» SUPPLIED INFORMATION:
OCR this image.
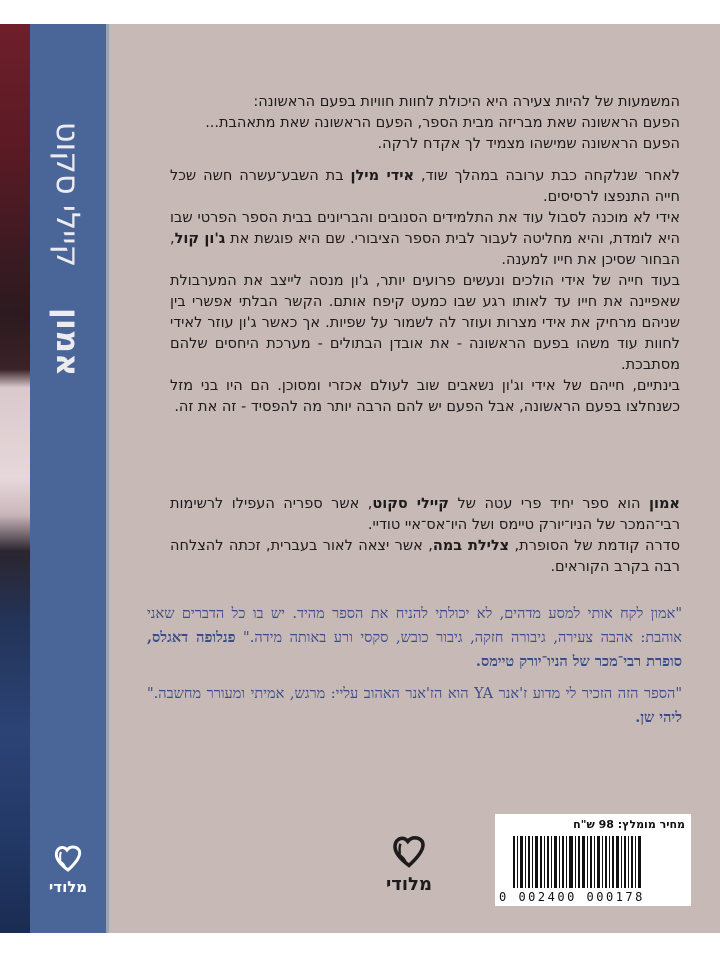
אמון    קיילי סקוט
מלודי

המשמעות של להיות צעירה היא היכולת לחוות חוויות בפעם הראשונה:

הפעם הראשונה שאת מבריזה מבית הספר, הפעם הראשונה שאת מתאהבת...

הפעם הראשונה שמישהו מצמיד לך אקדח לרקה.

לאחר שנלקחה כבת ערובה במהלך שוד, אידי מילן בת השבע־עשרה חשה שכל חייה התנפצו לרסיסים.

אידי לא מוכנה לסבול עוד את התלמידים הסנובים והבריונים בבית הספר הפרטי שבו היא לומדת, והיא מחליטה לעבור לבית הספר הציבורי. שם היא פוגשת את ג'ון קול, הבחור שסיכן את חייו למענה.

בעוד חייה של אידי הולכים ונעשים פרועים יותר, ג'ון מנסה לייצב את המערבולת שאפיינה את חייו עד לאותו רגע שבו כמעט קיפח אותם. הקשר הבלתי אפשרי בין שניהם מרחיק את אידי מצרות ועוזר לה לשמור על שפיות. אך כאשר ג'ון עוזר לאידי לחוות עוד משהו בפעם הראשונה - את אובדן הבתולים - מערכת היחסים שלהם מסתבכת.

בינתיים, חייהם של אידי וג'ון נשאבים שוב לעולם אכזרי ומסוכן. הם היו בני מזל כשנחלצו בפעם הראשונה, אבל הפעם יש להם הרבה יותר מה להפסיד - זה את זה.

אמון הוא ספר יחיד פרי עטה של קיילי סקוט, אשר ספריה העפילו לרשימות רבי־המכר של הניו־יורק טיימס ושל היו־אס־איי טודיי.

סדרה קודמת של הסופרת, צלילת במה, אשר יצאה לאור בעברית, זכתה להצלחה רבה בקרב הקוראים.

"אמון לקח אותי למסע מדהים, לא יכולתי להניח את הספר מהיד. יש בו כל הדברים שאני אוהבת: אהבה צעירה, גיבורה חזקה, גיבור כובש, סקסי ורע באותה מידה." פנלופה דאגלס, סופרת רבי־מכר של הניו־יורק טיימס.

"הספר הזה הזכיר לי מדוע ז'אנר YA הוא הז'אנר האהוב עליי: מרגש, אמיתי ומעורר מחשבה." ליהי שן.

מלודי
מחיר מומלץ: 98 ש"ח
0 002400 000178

--

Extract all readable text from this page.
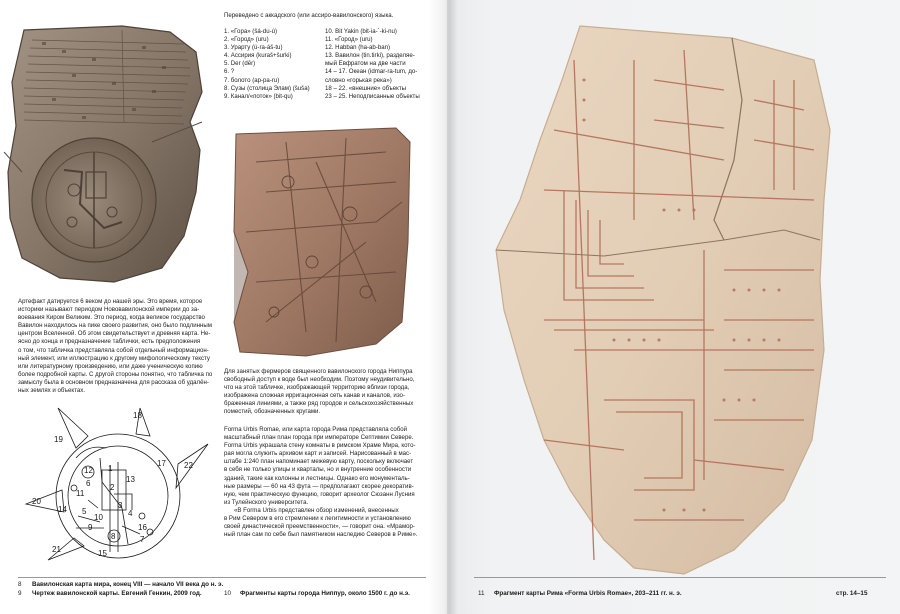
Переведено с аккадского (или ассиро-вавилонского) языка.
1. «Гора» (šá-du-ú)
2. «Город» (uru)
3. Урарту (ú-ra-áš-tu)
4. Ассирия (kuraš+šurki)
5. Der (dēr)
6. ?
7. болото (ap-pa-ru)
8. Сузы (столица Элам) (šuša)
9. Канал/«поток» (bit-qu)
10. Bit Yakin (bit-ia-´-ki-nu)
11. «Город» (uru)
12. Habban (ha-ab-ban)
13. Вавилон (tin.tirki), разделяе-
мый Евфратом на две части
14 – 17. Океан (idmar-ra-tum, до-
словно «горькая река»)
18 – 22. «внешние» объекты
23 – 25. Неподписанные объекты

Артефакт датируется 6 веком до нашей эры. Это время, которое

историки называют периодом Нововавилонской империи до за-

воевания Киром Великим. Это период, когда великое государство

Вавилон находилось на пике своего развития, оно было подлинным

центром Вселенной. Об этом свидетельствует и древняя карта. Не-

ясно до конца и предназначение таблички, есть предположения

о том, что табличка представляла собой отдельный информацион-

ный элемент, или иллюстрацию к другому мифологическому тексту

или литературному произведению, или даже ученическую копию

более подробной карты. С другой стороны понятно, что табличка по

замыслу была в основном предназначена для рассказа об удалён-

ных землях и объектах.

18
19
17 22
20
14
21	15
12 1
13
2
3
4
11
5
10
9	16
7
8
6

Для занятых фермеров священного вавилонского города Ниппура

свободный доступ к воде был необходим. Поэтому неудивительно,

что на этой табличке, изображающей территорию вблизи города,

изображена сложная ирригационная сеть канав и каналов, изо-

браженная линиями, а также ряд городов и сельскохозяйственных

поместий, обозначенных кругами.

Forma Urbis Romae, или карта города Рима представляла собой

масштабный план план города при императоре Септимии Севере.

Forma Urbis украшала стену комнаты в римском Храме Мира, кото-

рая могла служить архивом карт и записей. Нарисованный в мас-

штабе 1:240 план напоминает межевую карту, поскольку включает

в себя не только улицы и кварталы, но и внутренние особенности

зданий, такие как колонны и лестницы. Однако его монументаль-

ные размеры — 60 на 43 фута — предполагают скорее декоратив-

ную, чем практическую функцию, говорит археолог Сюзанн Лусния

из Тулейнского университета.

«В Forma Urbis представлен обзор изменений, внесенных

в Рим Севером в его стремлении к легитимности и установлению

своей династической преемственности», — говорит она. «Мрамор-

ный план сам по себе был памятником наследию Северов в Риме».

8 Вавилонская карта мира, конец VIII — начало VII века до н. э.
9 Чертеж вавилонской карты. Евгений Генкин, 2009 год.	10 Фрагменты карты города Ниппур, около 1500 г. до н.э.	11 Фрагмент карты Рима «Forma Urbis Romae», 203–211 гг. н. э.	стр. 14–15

» EXERCISE DESCRIPTION: Search the data for the string "this". List each line that has it.

» THE SOLUTION:
OCR this image.
Extract all readable text from this page.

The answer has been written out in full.